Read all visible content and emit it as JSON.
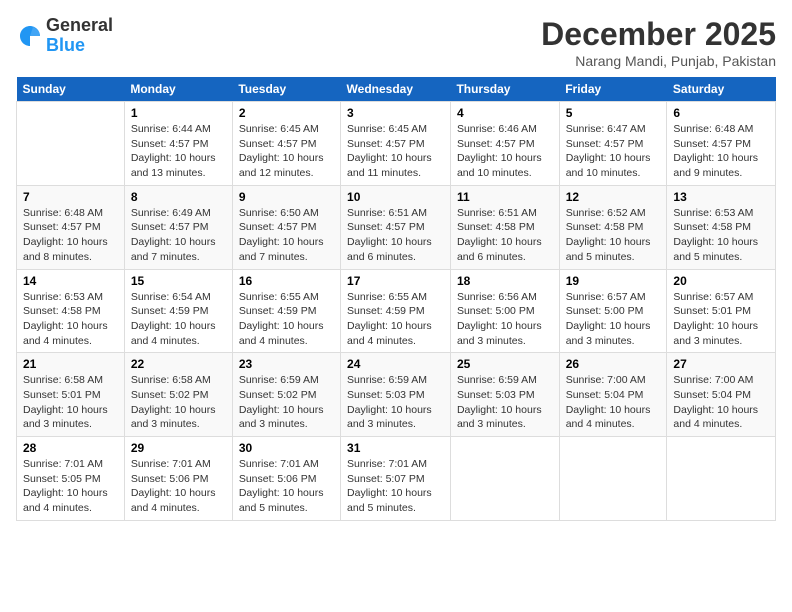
{
  "header": {
    "logo_general": "General",
    "logo_blue": "Blue",
    "month_title": "December 2025",
    "location": "Narang Mandi, Punjab, Pakistan"
  },
  "weekdays": [
    "Sunday",
    "Monday",
    "Tuesday",
    "Wednesday",
    "Thursday",
    "Friday",
    "Saturday"
  ],
  "weeks": [
    [
      {
        "day": "",
        "sunrise": "",
        "sunset": "",
        "daylight": ""
      },
      {
        "day": "1",
        "sunrise": "Sunrise: 6:44 AM",
        "sunset": "Sunset: 4:57 PM",
        "daylight": "Daylight: 10 hours and 13 minutes."
      },
      {
        "day": "2",
        "sunrise": "Sunrise: 6:45 AM",
        "sunset": "Sunset: 4:57 PM",
        "daylight": "Daylight: 10 hours and 12 minutes."
      },
      {
        "day": "3",
        "sunrise": "Sunrise: 6:45 AM",
        "sunset": "Sunset: 4:57 PM",
        "daylight": "Daylight: 10 hours and 11 minutes."
      },
      {
        "day": "4",
        "sunrise": "Sunrise: 6:46 AM",
        "sunset": "Sunset: 4:57 PM",
        "daylight": "Daylight: 10 hours and 10 minutes."
      },
      {
        "day": "5",
        "sunrise": "Sunrise: 6:47 AM",
        "sunset": "Sunset: 4:57 PM",
        "daylight": "Daylight: 10 hours and 10 minutes."
      },
      {
        "day": "6",
        "sunrise": "Sunrise: 6:48 AM",
        "sunset": "Sunset: 4:57 PM",
        "daylight": "Daylight: 10 hours and 9 minutes."
      }
    ],
    [
      {
        "day": "7",
        "sunrise": "Sunrise: 6:48 AM",
        "sunset": "Sunset: 4:57 PM",
        "daylight": "Daylight: 10 hours and 8 minutes."
      },
      {
        "day": "8",
        "sunrise": "Sunrise: 6:49 AM",
        "sunset": "Sunset: 4:57 PM",
        "daylight": "Daylight: 10 hours and 7 minutes."
      },
      {
        "day": "9",
        "sunrise": "Sunrise: 6:50 AM",
        "sunset": "Sunset: 4:57 PM",
        "daylight": "Daylight: 10 hours and 7 minutes."
      },
      {
        "day": "10",
        "sunrise": "Sunrise: 6:51 AM",
        "sunset": "Sunset: 4:57 PM",
        "daylight": "Daylight: 10 hours and 6 minutes."
      },
      {
        "day": "11",
        "sunrise": "Sunrise: 6:51 AM",
        "sunset": "Sunset: 4:58 PM",
        "daylight": "Daylight: 10 hours and 6 minutes."
      },
      {
        "day": "12",
        "sunrise": "Sunrise: 6:52 AM",
        "sunset": "Sunset: 4:58 PM",
        "daylight": "Daylight: 10 hours and 5 minutes."
      },
      {
        "day": "13",
        "sunrise": "Sunrise: 6:53 AM",
        "sunset": "Sunset: 4:58 PM",
        "daylight": "Daylight: 10 hours and 5 minutes."
      }
    ],
    [
      {
        "day": "14",
        "sunrise": "Sunrise: 6:53 AM",
        "sunset": "Sunset: 4:58 PM",
        "daylight": "Daylight: 10 hours and 4 minutes."
      },
      {
        "day": "15",
        "sunrise": "Sunrise: 6:54 AM",
        "sunset": "Sunset: 4:59 PM",
        "daylight": "Daylight: 10 hours and 4 minutes."
      },
      {
        "day": "16",
        "sunrise": "Sunrise: 6:55 AM",
        "sunset": "Sunset: 4:59 PM",
        "daylight": "Daylight: 10 hours and 4 minutes."
      },
      {
        "day": "17",
        "sunrise": "Sunrise: 6:55 AM",
        "sunset": "Sunset: 4:59 PM",
        "daylight": "Daylight: 10 hours and 4 minutes."
      },
      {
        "day": "18",
        "sunrise": "Sunrise: 6:56 AM",
        "sunset": "Sunset: 5:00 PM",
        "daylight": "Daylight: 10 hours and 3 minutes."
      },
      {
        "day": "19",
        "sunrise": "Sunrise: 6:57 AM",
        "sunset": "Sunset: 5:00 PM",
        "daylight": "Daylight: 10 hours and 3 minutes."
      },
      {
        "day": "20",
        "sunrise": "Sunrise: 6:57 AM",
        "sunset": "Sunset: 5:01 PM",
        "daylight": "Daylight: 10 hours and 3 minutes."
      }
    ],
    [
      {
        "day": "21",
        "sunrise": "Sunrise: 6:58 AM",
        "sunset": "Sunset: 5:01 PM",
        "daylight": "Daylight: 10 hours and 3 minutes."
      },
      {
        "day": "22",
        "sunrise": "Sunrise: 6:58 AM",
        "sunset": "Sunset: 5:02 PM",
        "daylight": "Daylight: 10 hours and 3 minutes."
      },
      {
        "day": "23",
        "sunrise": "Sunrise: 6:59 AM",
        "sunset": "Sunset: 5:02 PM",
        "daylight": "Daylight: 10 hours and 3 minutes."
      },
      {
        "day": "24",
        "sunrise": "Sunrise: 6:59 AM",
        "sunset": "Sunset: 5:03 PM",
        "daylight": "Daylight: 10 hours and 3 minutes."
      },
      {
        "day": "25",
        "sunrise": "Sunrise: 6:59 AM",
        "sunset": "Sunset: 5:03 PM",
        "daylight": "Daylight: 10 hours and 3 minutes."
      },
      {
        "day": "26",
        "sunrise": "Sunrise: 7:00 AM",
        "sunset": "Sunset: 5:04 PM",
        "daylight": "Daylight: 10 hours and 4 minutes."
      },
      {
        "day": "27",
        "sunrise": "Sunrise: 7:00 AM",
        "sunset": "Sunset: 5:04 PM",
        "daylight": "Daylight: 10 hours and 4 minutes."
      }
    ],
    [
      {
        "day": "28",
        "sunrise": "Sunrise: 7:01 AM",
        "sunset": "Sunset: 5:05 PM",
        "daylight": "Daylight: 10 hours and 4 minutes."
      },
      {
        "day": "29",
        "sunrise": "Sunrise: 7:01 AM",
        "sunset": "Sunset: 5:06 PM",
        "daylight": "Daylight: 10 hours and 4 minutes."
      },
      {
        "day": "30",
        "sunrise": "Sunrise: 7:01 AM",
        "sunset": "Sunset: 5:06 PM",
        "daylight": "Daylight: 10 hours and 5 minutes."
      },
      {
        "day": "31",
        "sunrise": "Sunrise: 7:01 AM",
        "sunset": "Sunset: 5:07 PM",
        "daylight": "Daylight: 10 hours and 5 minutes."
      },
      {
        "day": "",
        "sunrise": "",
        "sunset": "",
        "daylight": ""
      },
      {
        "day": "",
        "sunrise": "",
        "sunset": "",
        "daylight": ""
      },
      {
        "day": "",
        "sunrise": "",
        "sunset": "",
        "daylight": ""
      }
    ]
  ]
}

YOUR INSTRUCTIONS:
Reproduce each entry precisely. Leave the pictures out.

ANSWER TO THE EXERCISE:
Read all visible content and emit it as JSON.
{
  "header": {
    "logo_general": "General",
    "logo_blue": "Blue",
    "month_title": "December 2025",
    "location": "Narang Mandi, Punjab, Pakistan"
  },
  "weekdays": [
    "Sunday",
    "Monday",
    "Tuesday",
    "Wednesday",
    "Thursday",
    "Friday",
    "Saturday"
  ],
  "weeks": [
    [
      {
        "day": "",
        "sunrise": "",
        "sunset": "",
        "daylight": ""
      },
      {
        "day": "1",
        "sunrise": "Sunrise: 6:44 AM",
        "sunset": "Sunset: 4:57 PM",
        "daylight": "Daylight: 10 hours and 13 minutes."
      },
      {
        "day": "2",
        "sunrise": "Sunrise: 6:45 AM",
        "sunset": "Sunset: 4:57 PM",
        "daylight": "Daylight: 10 hours and 12 minutes."
      },
      {
        "day": "3",
        "sunrise": "Sunrise: 6:45 AM",
        "sunset": "Sunset: 4:57 PM",
        "daylight": "Daylight: 10 hours and 11 minutes."
      },
      {
        "day": "4",
        "sunrise": "Sunrise: 6:46 AM",
        "sunset": "Sunset: 4:57 PM",
        "daylight": "Daylight: 10 hours and 10 minutes."
      },
      {
        "day": "5",
        "sunrise": "Sunrise: 6:47 AM",
        "sunset": "Sunset: 4:57 PM",
        "daylight": "Daylight: 10 hours and 10 minutes."
      },
      {
        "day": "6",
        "sunrise": "Sunrise: 6:48 AM",
        "sunset": "Sunset: 4:57 PM",
        "daylight": "Daylight: 10 hours and 9 minutes."
      }
    ],
    [
      {
        "day": "7",
        "sunrise": "Sunrise: 6:48 AM",
        "sunset": "Sunset: 4:57 PM",
        "daylight": "Daylight: 10 hours and 8 minutes."
      },
      {
        "day": "8",
        "sunrise": "Sunrise: 6:49 AM",
        "sunset": "Sunset: 4:57 PM",
        "daylight": "Daylight: 10 hours and 7 minutes."
      },
      {
        "day": "9",
        "sunrise": "Sunrise: 6:50 AM",
        "sunset": "Sunset: 4:57 PM",
        "daylight": "Daylight: 10 hours and 7 minutes."
      },
      {
        "day": "10",
        "sunrise": "Sunrise: 6:51 AM",
        "sunset": "Sunset: 4:57 PM",
        "daylight": "Daylight: 10 hours and 6 minutes."
      },
      {
        "day": "11",
        "sunrise": "Sunrise: 6:51 AM",
        "sunset": "Sunset: 4:58 PM",
        "daylight": "Daylight: 10 hours and 6 minutes."
      },
      {
        "day": "12",
        "sunrise": "Sunrise: 6:52 AM",
        "sunset": "Sunset: 4:58 PM",
        "daylight": "Daylight: 10 hours and 5 minutes."
      },
      {
        "day": "13",
        "sunrise": "Sunrise: 6:53 AM",
        "sunset": "Sunset: 4:58 PM",
        "daylight": "Daylight: 10 hours and 5 minutes."
      }
    ],
    [
      {
        "day": "14",
        "sunrise": "Sunrise: 6:53 AM",
        "sunset": "Sunset: 4:58 PM",
        "daylight": "Daylight: 10 hours and 4 minutes."
      },
      {
        "day": "15",
        "sunrise": "Sunrise: 6:54 AM",
        "sunset": "Sunset: 4:59 PM",
        "daylight": "Daylight: 10 hours and 4 minutes."
      },
      {
        "day": "16",
        "sunrise": "Sunrise: 6:55 AM",
        "sunset": "Sunset: 4:59 PM",
        "daylight": "Daylight: 10 hours and 4 minutes."
      },
      {
        "day": "17",
        "sunrise": "Sunrise: 6:55 AM",
        "sunset": "Sunset: 4:59 PM",
        "daylight": "Daylight: 10 hours and 4 minutes."
      },
      {
        "day": "18",
        "sunrise": "Sunrise: 6:56 AM",
        "sunset": "Sunset: 5:00 PM",
        "daylight": "Daylight: 10 hours and 3 minutes."
      },
      {
        "day": "19",
        "sunrise": "Sunrise: 6:57 AM",
        "sunset": "Sunset: 5:00 PM",
        "daylight": "Daylight: 10 hours and 3 minutes."
      },
      {
        "day": "20",
        "sunrise": "Sunrise: 6:57 AM",
        "sunset": "Sunset: 5:01 PM",
        "daylight": "Daylight: 10 hours and 3 minutes."
      }
    ],
    [
      {
        "day": "21",
        "sunrise": "Sunrise: 6:58 AM",
        "sunset": "Sunset: 5:01 PM",
        "daylight": "Daylight: 10 hours and 3 minutes."
      },
      {
        "day": "22",
        "sunrise": "Sunrise: 6:58 AM",
        "sunset": "Sunset: 5:02 PM",
        "daylight": "Daylight: 10 hours and 3 minutes."
      },
      {
        "day": "23",
        "sunrise": "Sunrise: 6:59 AM",
        "sunset": "Sunset: 5:02 PM",
        "daylight": "Daylight: 10 hours and 3 minutes."
      },
      {
        "day": "24",
        "sunrise": "Sunrise: 6:59 AM",
        "sunset": "Sunset: 5:03 PM",
        "daylight": "Daylight: 10 hours and 3 minutes."
      },
      {
        "day": "25",
        "sunrise": "Sunrise: 6:59 AM",
        "sunset": "Sunset: 5:03 PM",
        "daylight": "Daylight: 10 hours and 3 minutes."
      },
      {
        "day": "26",
        "sunrise": "Sunrise: 7:00 AM",
        "sunset": "Sunset: 5:04 PM",
        "daylight": "Daylight: 10 hours and 4 minutes."
      },
      {
        "day": "27",
        "sunrise": "Sunrise: 7:00 AM",
        "sunset": "Sunset: 5:04 PM",
        "daylight": "Daylight: 10 hours and 4 minutes."
      }
    ],
    [
      {
        "day": "28",
        "sunrise": "Sunrise: 7:01 AM",
        "sunset": "Sunset: 5:05 PM",
        "daylight": "Daylight: 10 hours and 4 minutes."
      },
      {
        "day": "29",
        "sunrise": "Sunrise: 7:01 AM",
        "sunset": "Sunset: 5:06 PM",
        "daylight": "Daylight: 10 hours and 4 minutes."
      },
      {
        "day": "30",
        "sunrise": "Sunrise: 7:01 AM",
        "sunset": "Sunset: 5:06 PM",
        "daylight": "Daylight: 10 hours and 5 minutes."
      },
      {
        "day": "31",
        "sunrise": "Sunrise: 7:01 AM",
        "sunset": "Sunset: 5:07 PM",
        "daylight": "Daylight: 10 hours and 5 minutes."
      },
      {
        "day": "",
        "sunrise": "",
        "sunset": "",
        "daylight": ""
      },
      {
        "day": "",
        "sunrise": "",
        "sunset": "",
        "daylight": ""
      },
      {
        "day": "",
        "sunrise": "",
        "sunset": "",
        "daylight": ""
      }
    ]
  ]
}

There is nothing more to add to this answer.